> **What needs to be done**: Find the word "JSON" in the data below and copy each line that holds it.

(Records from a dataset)
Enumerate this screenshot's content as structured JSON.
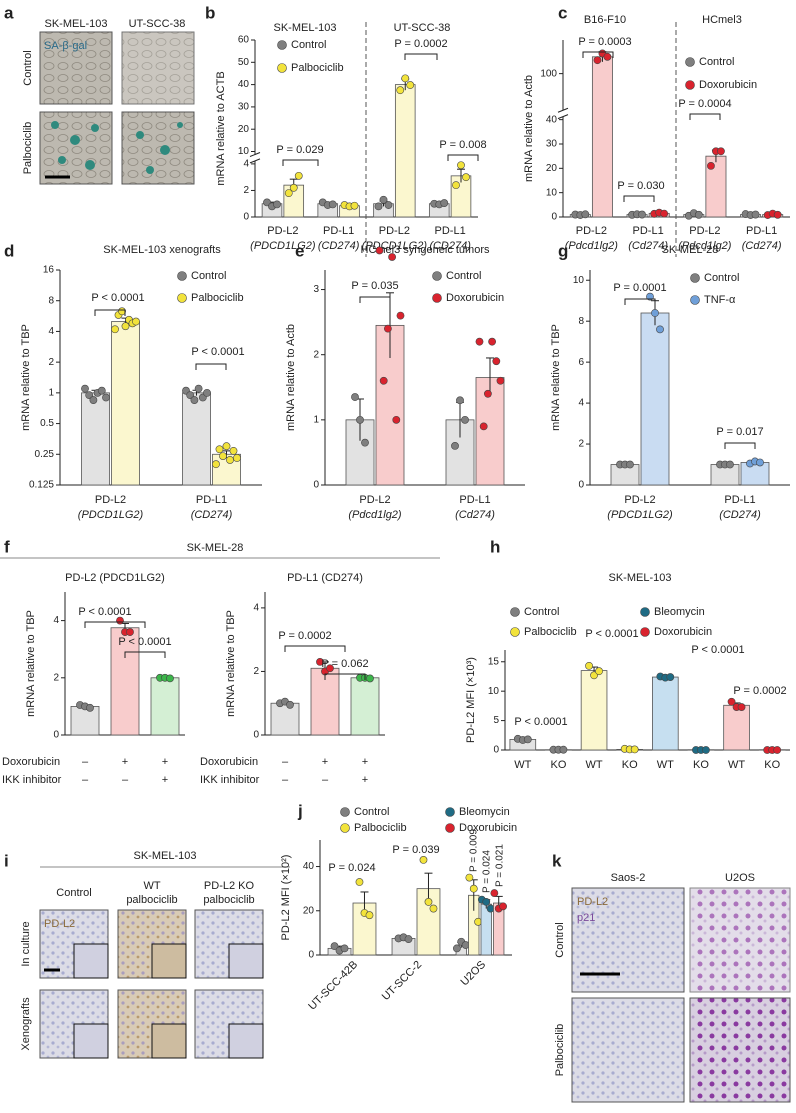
{
  "chart_data": [
    {
      "type": "bar",
      "panel": "b",
      "ylabel": "mRNA relative to ACTB",
      "group_titles": [
        "SK-MEL-103",
        "UT-SCC-38"
      ],
      "categories": [
        "PD-L2",
        "PD-L1",
        "PD-L2",
        "PD-L1"
      ],
      "sublabels": [
        "(PDCD1LG2)",
        "(CD274)",
        "(PDCD1LG2)",
        "(CD274)"
      ],
      "series": [
        {
          "name": "Control",
          "color": "#7f7f7f",
          "bar_color": "#e2e2e2",
          "values": [
            1,
            1,
            1,
            1
          ],
          "errors": [
            0.12,
            0.08,
            0.2,
            0.07
          ],
          "points": [
            [
              1.1,
              0.8,
              0.95
            ],
            [
              1.1,
              0.9,
              0.95
            ],
            [
              0.8,
              1.3,
              0.9
            ],
            [
              1.0,
              0.95,
              1.05
            ]
          ]
        },
        {
          "name": "Palbociclib",
          "color": "#f2e33c",
          "bar_color": "#fbf7cf",
          "values": [
            2.4,
            0.85,
            40,
            3.1
          ],
          "errors": [
            0.45,
            0.08,
            2.5,
            0.5
          ],
          "points": [
            [
              1.8,
              2.2,
              3.1
            ],
            [
              0.9,
              0.8,
              0.85
            ],
            [
              37.5,
              42.8,
              39.8
            ],
            [
              2.4,
              3.9,
              3.0
            ]
          ]
        }
      ],
      "ylim": [
        0,
        60
      ],
      "ybreak": [
        4,
        10
      ],
      "yticks": [
        0,
        2,
        4,
        10,
        20,
        30,
        40,
        50,
        60
      ],
      "legend": "top-left",
      "annotations": [
        "P = 0.029",
        "P = 0.0002",
        "P = 0.008"
      ]
    },
    {
      "type": "bar",
      "panel": "c",
      "ylabel": "mRNA relative to Actb",
      "group_titles": [
        "B16-F10",
        "HCmel3"
      ],
      "categories": [
        "PD-L2",
        "PD-L1",
        "PD-L2",
        "PD-L1"
      ],
      "sublabels": [
        "(Pdcd1lg2)",
        "(Cd274)",
        "(Pdcd1lg2)",
        "(Cd274)"
      ],
      "series": [
        {
          "name": "Control",
          "color": "#7f7f7f",
          "bar_color": "#e2e2e2",
          "values": [
            1,
            1,
            1,
            1
          ],
          "errors": [
            0.1,
            0.1,
            0.3,
            0.1
          ],
          "points": [
            [
              1.0,
              0.8,
              1.1
            ],
            [
              0.9,
              1.1,
              1.0
            ],
            [
              0.5,
              1.6,
              0.9
            ],
            [
              1.2,
              0.8,
              1.0
            ]
          ]
        },
        {
          "name": "Doxorubicin",
          "color": "#d9232e",
          "bar_color": "#f8cccc",
          "values": [
            110,
            1.5,
            25,
            1.0
          ],
          "errors": [
            3,
            0.2,
            2.5,
            0.3
          ],
          "points": [
            [
              108,
              112,
              110
            ],
            [
              1.3,
              1.8,
              1.4
            ],
            [
              21,
              27,
              27
            ],
            [
              0.8,
              1.4,
              0.9
            ]
          ]
        }
      ],
      "ylim": [
        0,
        120
      ],
      "ybreak": [
        40,
        80
      ],
      "yticks": [
        0,
        10,
        20,
        30,
        40,
        100
      ],
      "legend": "top-right",
      "annotations": [
        "P = 0.0003",
        "P = 0.030",
        "P = 0.0004"
      ]
    },
    {
      "type": "bar",
      "panel": "d",
      "title": "SK-MEL-103 xenografts",
      "ylabel": "mRNA relative to TBP",
      "categories": [
        "PD-L2",
        "PD-L1"
      ],
      "sublabels": [
        "(PDCD1LG2)",
        "(CD274)"
      ],
      "series": [
        {
          "name": "Control",
          "color": "#7f7f7f",
          "bar_color": "#e2e2e2",
          "values": [
            1,
            1
          ],
          "errors": [
            0.06,
            0.06
          ],
          "points": [
            [
              1.1,
              0.95,
              0.85,
              1.0,
              1.05,
              0.9
            ],
            [
              1.05,
              0.95,
              0.85,
              1.1,
              0.9,
              1.0
            ]
          ]
        },
        {
          "name": "Palbociclib",
          "color": "#f2e33c",
          "bar_color": "#fbf7cf",
          "values": [
            5,
            0.25
          ],
          "errors": [
            0.4,
            0.02
          ],
          "points": [
            [
              4.2,
              5.8,
              6.3,
              4.5,
              5.2,
              4.8,
              5.0
            ],
            [
              0.2,
              0.28,
              0.24,
              0.3,
              0.22,
              0.27,
              0.23
            ]
          ]
        }
      ],
      "log_scale": true,
      "ylim": [
        0.125,
        16
      ],
      "yticks": [
        0.125,
        0.25,
        0.5,
        1,
        2,
        4,
        8,
        16
      ],
      "legend": "top-right",
      "annotations": [
        "P < 0.0001",
        "P < 0.0001"
      ]
    },
    {
      "type": "bar",
      "panel": "e",
      "title": "HCmel3 syngeneic tumors",
      "ylabel": "mRNA relative to Actb",
      "categories": [
        "PD-L2",
        "PD-L1"
      ],
      "sublabels": [
        "(Pdcd1lg2)",
        "(Cd274)"
      ],
      "series": [
        {
          "name": "Control",
          "color": "#7f7f7f",
          "bar_color": "#e2e2e2",
          "values": [
            1,
            1
          ],
          "errors": [
            0.32,
            0.27
          ],
          "points": [
            [
              1.35,
              1.0,
              0.65
            ],
            [
              0.6,
              1.3,
              1.0
            ]
          ]
        },
        {
          "name": "Doxorubicin",
          "color": "#d9232e",
          "bar_color": "#f8cccc",
          "values": [
            2.45,
            1.65
          ],
          "errors": [
            0.5,
            0.3
          ],
          "points": [
            [
              3.6,
              1.6,
              2.4,
              3.5,
              1.0,
              2.6
            ],
            [
              2.2,
              0.9,
              1.4,
              2.2,
              1.9,
              1.6
            ]
          ]
        }
      ],
      "ylim": [
        0,
        3.3
      ],
      "yticks": [
        0,
        1,
        2,
        3
      ],
      "legend": "top-right",
      "annotations": [
        "P = 0.035"
      ]
    },
    {
      "type": "bar",
      "panel": "g",
      "title": "SK-MEL-28",
      "ylabel": "mRNA relative to TBP",
      "categories": [
        "PD-L2",
        "PD-L1"
      ],
      "sublabels": [
        "(PDCD1LG2)",
        "(CD274)"
      ],
      "series": [
        {
          "name": "Control",
          "color": "#7f7f7f",
          "bar_color": "#e2e2e2",
          "values": [
            1,
            1
          ],
          "errors": [
            0.03,
            0.05
          ],
          "points": [
            [
              1.0,
              1.0,
              1.0
            ],
            [
              1.0,
              1.0,
              1.0
            ]
          ]
        },
        {
          "name": "TNF-α",
          "color": "#6f9fd8",
          "bar_color": "#c9dcf2",
          "values": [
            8.4,
            1.1
          ],
          "errors": [
            0.6,
            0.05
          ],
          "points": [
            [
              9.2,
              8.4,
              7.6
            ],
            [
              1.05,
              1.15,
              1.1
            ]
          ]
        }
      ],
      "ylim": [
        0,
        10.5
      ],
      "yticks": [
        0,
        2,
        4,
        6,
        8,
        10
      ],
      "legend": "top-right",
      "annotations": [
        "P = 0.0001",
        "P = 0.017"
      ]
    },
    {
      "type": "bar",
      "panel": "f",
      "header": "SK-MEL-28",
      "title": "PD-L2 (PDCD1LG2)",
      "ylabel": "mRNA relative to TBP",
      "conditions": [
        {
          "label": "Doxorubicin",
          "values": [
            "–",
            "+",
            "+"
          ]
        },
        {
          "label": "IKK inhibitor",
          "values": [
            "–",
            "–",
            "+"
          ]
        }
      ],
      "series": [
        {
          "colors": [
            "#7f7f7f",
            "#d9232e",
            "#3cb54a"
          ],
          "bar_colors": [
            "#e2e2e2",
            "#f8cccc",
            "#d4efd4"
          ],
          "values": [
            1,
            3.75,
            2.0
          ],
          "errors": [
            0.05,
            0.15,
            0.03
          ],
          "points": [
            [
              1.05,
              1.0,
              0.95
            ],
            [
              4.0,
              3.6,
              3.6
            ],
            [
              2.0,
              2.0,
              1.98
            ]
          ]
        }
      ],
      "ylim": [
        0,
        5
      ],
      "yticks": [
        0,
        2,
        4
      ],
      "annotations": [
        "P < 0.0001",
        "P < 0.0001"
      ]
    },
    {
      "type": "bar",
      "panel": "",
      "title": "PD-L1 (CD274)",
      "ylabel": "mRNA relative to TBP",
      "conditions": [
        {
          "label": "Doxorubicin",
          "values": [
            "–",
            "+",
            "+"
          ]
        },
        {
          "label": "IKK inhibitor",
          "values": [
            "–",
            "–",
            "+"
          ]
        }
      ],
      "series": [
        {
          "colors": [
            "#7f7f7f",
            "#d9232e",
            "#3cb54a"
          ],
          "bar_colors": [
            "#e2e2e2",
            "#f8cccc",
            "#d4efd4"
          ],
          "values": [
            1,
            2.1,
            1.8
          ],
          "errors": [
            0.05,
            0.2,
            0.03
          ],
          "points": [
            [
              1.0,
              1.05,
              0.95
            ],
            [
              2.3,
              2.0,
              2.1
            ],
            [
              1.8,
              1.8,
              1.78
            ]
          ]
        }
      ],
      "ylim": [
        0,
        4.5
      ],
      "yticks": [
        0,
        2,
        4
      ],
      "annotations": [
        "P = 0.0002",
        "P = 0.062"
      ]
    },
    {
      "type": "bar",
      "panel": "h",
      "title": "SK-MEL-103",
      "ylabel": "PD-L2 MFI (×10³)",
      "categories": [
        "WT",
        "KO",
        "WT",
        "KO",
        "WT",
        "KO",
        "WT",
        "KO"
      ],
      "series": [
        {
          "name": "Control",
          "color": "#7f7f7f",
          "bar_color": "#e2e2e2",
          "values": [
            1.8,
            0.05,
            null,
            null,
            null,
            null,
            null,
            null
          ],
          "errors": [
            0.1,
            0.02,
            null,
            null,
            null,
            null,
            null,
            null
          ],
          "points": [
            [
              1.9,
              1.7,
              1.8
            ],
            [
              0.05,
              0.05,
              0.05
            ],
            null,
            null,
            null,
            null,
            null,
            null
          ]
        },
        {
          "name": "Palbociclib",
          "color": "#f2e33c",
          "bar_color": "#fbf7cf",
          "values": [
            null,
            null,
            13.5,
            0.1,
            null,
            null,
            null,
            null
          ],
          "errors": [
            null,
            null,
            0.6,
            0.05,
            null,
            null,
            null,
            null
          ],
          "points": [
            null,
            null,
            [
              14.3,
              12.7,
              13.4
            ],
            [
              0.2,
              0.1,
              0.1
            ],
            null,
            null,
            null,
            null
          ]
        },
        {
          "name": "Bleomycin",
          "color": "#1f6b84",
          "bar_color": "#c6dff0",
          "values": [
            null,
            null,
            null,
            null,
            12.4,
            0.05,
            null,
            null
          ],
          "errors": [
            null,
            null,
            null,
            null,
            0.1,
            0.02,
            null,
            null
          ],
          "points": [
            null,
            null,
            null,
            null,
            [
              12.5,
              12.3,
              12.4
            ],
            [
              0,
              0,
              0
            ],
            null,
            null
          ]
        },
        {
          "name": "Doxorubicin",
          "color": "#d9232e",
          "bar_color": "#f8cccc",
          "values": [
            null,
            null,
            null,
            null,
            null,
            null,
            7.6,
            0.05
          ],
          "errors": [
            null,
            null,
            null,
            null,
            null,
            null,
            0.4,
            0.02
          ],
          "points": [
            null,
            null,
            null,
            null,
            null,
            null,
            [
              8.2,
              7.3,
              7.3
            ],
            [
              0,
              0,
              0
            ]
          ]
        }
      ],
      "ylim": [
        0,
        17
      ],
      "yticks": [
        0,
        5,
        10,
        15
      ],
      "legend": "top-left",
      "annotations": [
        "P < 0.0001",
        "P < 0.0001",
        "P < 0.0001",
        "P = 0.0002"
      ]
    },
    {
      "type": "bar",
      "panel": "j",
      "ylabel": "PD-L2 MFI (×10²)",
      "categories": [
        "UT-SCC-42B",
        "UT-SCC-2",
        "U2OS"
      ],
      "series": [
        {
          "name": "Control",
          "color": "#7f7f7f",
          "bar_color": "#e2e2e2",
          "values": [
            3,
            7.5,
            4.5
          ],
          "errors": [
            1,
            0.5,
            1.2
          ],
          "points": [
            [
              4,
              2,
              3
            ],
            [
              7.5,
              8,
              7.2
            ],
            [
              3,
              6,
              4.5
            ]
          ]
        },
        {
          "name": "Palbociclib",
          "color": "#f2e33c",
          "bar_color": "#fbf7cf",
          "values": [
            23.5,
            30,
            27
          ],
          "errors": [
            5,
            7,
            7
          ],
          "points": [
            [
              33,
              19,
              18
            ],
            [
              43,
              24,
              21
            ],
            [
              35,
              30,
              15
            ]
          ]
        },
        {
          "name": "Bleomycin",
          "color": "#1f6b84",
          "bar_color": "#c6dff0",
          "values": [
            null,
            null,
            23
          ],
          "errors": [
            null,
            null,
            2
          ],
          "points": [
            null,
            null,
            [
              25,
              24,
              21
            ]
          ]
        },
        {
          "name": "Doxorubicin",
          "color": "#d9232e",
          "bar_color": "#f8cccc",
          "values": [
            null,
            null,
            23.5
          ],
          "errors": [
            null,
            null,
            3
          ],
          "points": [
            null,
            null,
            [
              28,
              21,
              22
            ]
          ]
        }
      ],
      "ylim": [
        0,
        52
      ],
      "yticks": [
        0,
        20,
        40
      ],
      "legend": "top-left",
      "annotations": [
        "P = 0.024",
        "P = 0.039",
        "P = 0.009",
        "P = 0.024",
        "P = 0.021"
      ]
    }
  ],
  "image_panels": [
    {
      "panel": "a",
      "columns": [
        "SK-MEL-103",
        "UT-SCC-38"
      ],
      "rows": [
        "Control",
        "Palbociclib"
      ],
      "stain_labels": [
        "SA-β-gal"
      ]
    },
    {
      "panel": "i",
      "title": "SK-MEL-103",
      "columns": [
        [
          "Control"
        ],
        [
          "WT",
          "palbociclib"
        ],
        [
          "PD-L2 KO",
          "palbociclib"
        ]
      ],
      "rows": [
        "In culture",
        "Xenografts"
      ],
      "stain_labels": [
        "PD-L2"
      ]
    },
    {
      "panel": "k",
      "columns": [
        "Saos-2",
        "U2OS"
      ],
      "rows": [
        "Control",
        "Palbociclib"
      ],
      "stain_labels": [
        "PD-L2",
        "p21"
      ]
    }
  ]
}
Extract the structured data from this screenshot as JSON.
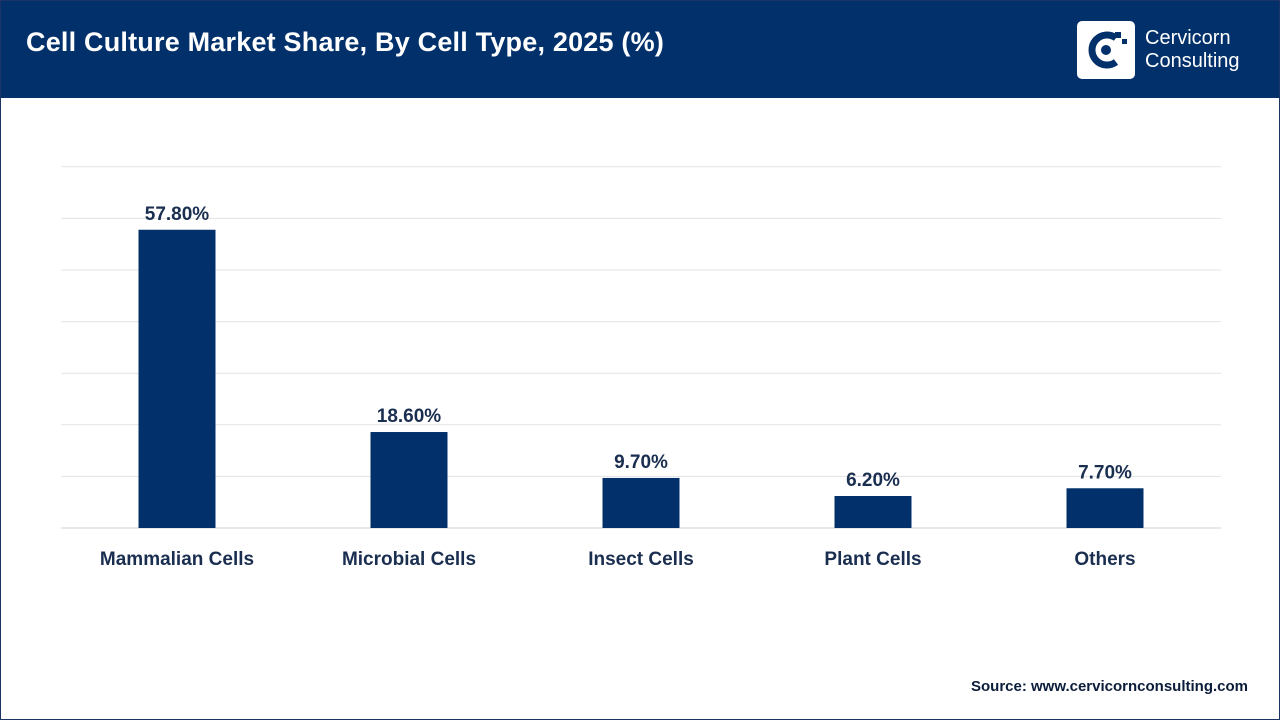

> **Result of this exercise**:
Enumerate this screenshot's content as structured JSON.
Extract the structured data from this screenshot as JSON.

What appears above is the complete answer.